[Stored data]
▶
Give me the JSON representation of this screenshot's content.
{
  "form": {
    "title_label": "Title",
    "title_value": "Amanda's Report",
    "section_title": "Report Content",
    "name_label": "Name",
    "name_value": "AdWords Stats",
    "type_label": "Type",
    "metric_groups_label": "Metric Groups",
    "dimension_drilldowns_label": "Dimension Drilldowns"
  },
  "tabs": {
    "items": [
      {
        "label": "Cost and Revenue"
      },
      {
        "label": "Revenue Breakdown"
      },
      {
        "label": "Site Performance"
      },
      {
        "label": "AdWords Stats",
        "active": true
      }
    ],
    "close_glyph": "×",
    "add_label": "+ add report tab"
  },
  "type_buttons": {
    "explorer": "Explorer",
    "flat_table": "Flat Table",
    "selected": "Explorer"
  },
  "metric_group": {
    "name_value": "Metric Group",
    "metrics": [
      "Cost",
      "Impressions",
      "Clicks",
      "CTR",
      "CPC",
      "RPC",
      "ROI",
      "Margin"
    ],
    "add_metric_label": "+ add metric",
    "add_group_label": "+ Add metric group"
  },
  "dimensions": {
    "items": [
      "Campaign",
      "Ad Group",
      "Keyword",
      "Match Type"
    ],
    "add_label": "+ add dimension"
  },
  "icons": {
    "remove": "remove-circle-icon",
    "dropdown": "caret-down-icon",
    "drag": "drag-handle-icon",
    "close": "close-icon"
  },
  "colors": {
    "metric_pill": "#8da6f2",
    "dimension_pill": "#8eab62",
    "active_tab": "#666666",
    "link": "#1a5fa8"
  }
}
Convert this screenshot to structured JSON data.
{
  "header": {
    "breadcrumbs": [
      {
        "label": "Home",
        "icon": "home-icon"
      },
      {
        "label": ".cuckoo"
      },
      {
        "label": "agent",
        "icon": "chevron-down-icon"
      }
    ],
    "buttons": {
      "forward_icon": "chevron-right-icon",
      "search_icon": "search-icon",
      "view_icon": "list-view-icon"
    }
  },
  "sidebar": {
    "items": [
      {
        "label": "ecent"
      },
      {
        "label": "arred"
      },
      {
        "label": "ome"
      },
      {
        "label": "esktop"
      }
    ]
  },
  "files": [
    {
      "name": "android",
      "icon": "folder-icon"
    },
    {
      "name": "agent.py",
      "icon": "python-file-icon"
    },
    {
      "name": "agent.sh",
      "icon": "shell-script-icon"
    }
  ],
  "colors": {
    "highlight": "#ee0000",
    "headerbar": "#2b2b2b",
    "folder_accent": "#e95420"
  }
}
◀
> YOUR TASK
Copy all of the material word for word.

> EXERCISE RESULT
Give me the JSON representation of this screenshot's content.
{
  "form": {
    "title_label": "Title",
    "title_value": "Amanda's Report",
    "section_title": "Report Content",
    "name_label": "Name",
    "name_value": "AdWords Stats",
    "type_label": "Type",
    "metric_groups_label": "Metric Groups",
    "dimension_drilldowns_label": "Dimension Drilldowns"
  },
  "tabs": {
    "items": [
      {
        "label": "Cost and Revenue"
      },
      {
        "label": "Revenue Breakdown"
      },
      {
        "label": "Site Performance"
      },
      {
        "label": "AdWords Stats",
        "active": true
      }
    ],
    "close_glyph": "×",
    "add_label": "+ add report tab"
  },
  "type_buttons": {
    "explorer": "Explorer",
    "flat_table": "Flat Table",
    "selected": "Explorer"
  },
  "metric_group": {
    "name_value": "Metric Group",
    "metrics": [
      "Cost",
      "Impressions",
      "Clicks",
      "CTR",
      "CPC",
      "RPC",
      "ROI",
      "Margin"
    ],
    "add_metric_label": "+ add metric",
    "add_group_label": "+ Add metric group"
  },
  "dimensions": {
    "items": [
      "Campaign",
      "Ad Group",
      "Keyword",
      "Match Type"
    ],
    "add_label": "+ add dimension"
  },
  "icons": {
    "remove": "remove-circle-icon",
    "dropdown": "caret-down-icon",
    "drag": "drag-handle-icon",
    "close": "close-icon"
  },
  "colors": {
    "metric_pill": "#8da6f2",
    "dimension_pill": "#8eab62",
    "active_tab": "#666666",
    "link": "#1a5fa8"
  }
}
Convert this screenshot to structured JSON data.
{
  "header": {
    "breadcrumbs": [
      {
        "label": "Home",
        "icon": "home-icon"
      },
      {
        "label": ".cuckoo"
      },
      {
        "label": "agent",
        "icon": "chevron-down-icon"
      }
    ],
    "buttons": {
      "forward_icon": "chevron-right-icon",
      "search_icon": "search-icon",
      "view_icon": "list-view-icon"
    }
  },
  "sidebar": {
    "items": [
      {
        "label": "ecent"
      },
      {
        "label": "arred"
      },
      {
        "label": "ome"
      },
      {
        "label": "esktop"
      }
    ]
  },
  "files": [
    {
      "name": "android",
      "icon": "folder-icon"
    },
    {
      "name": "agent.py",
      "icon": "python-file-icon"
    },
    {
      "name": "agent.sh",
      "icon": "shell-script-icon"
    }
  ],
  "colors": {
    "highlight": "#ee0000",
    "headerbar": "#2b2b2b",
    "folder_accent": "#e95420"
  }
}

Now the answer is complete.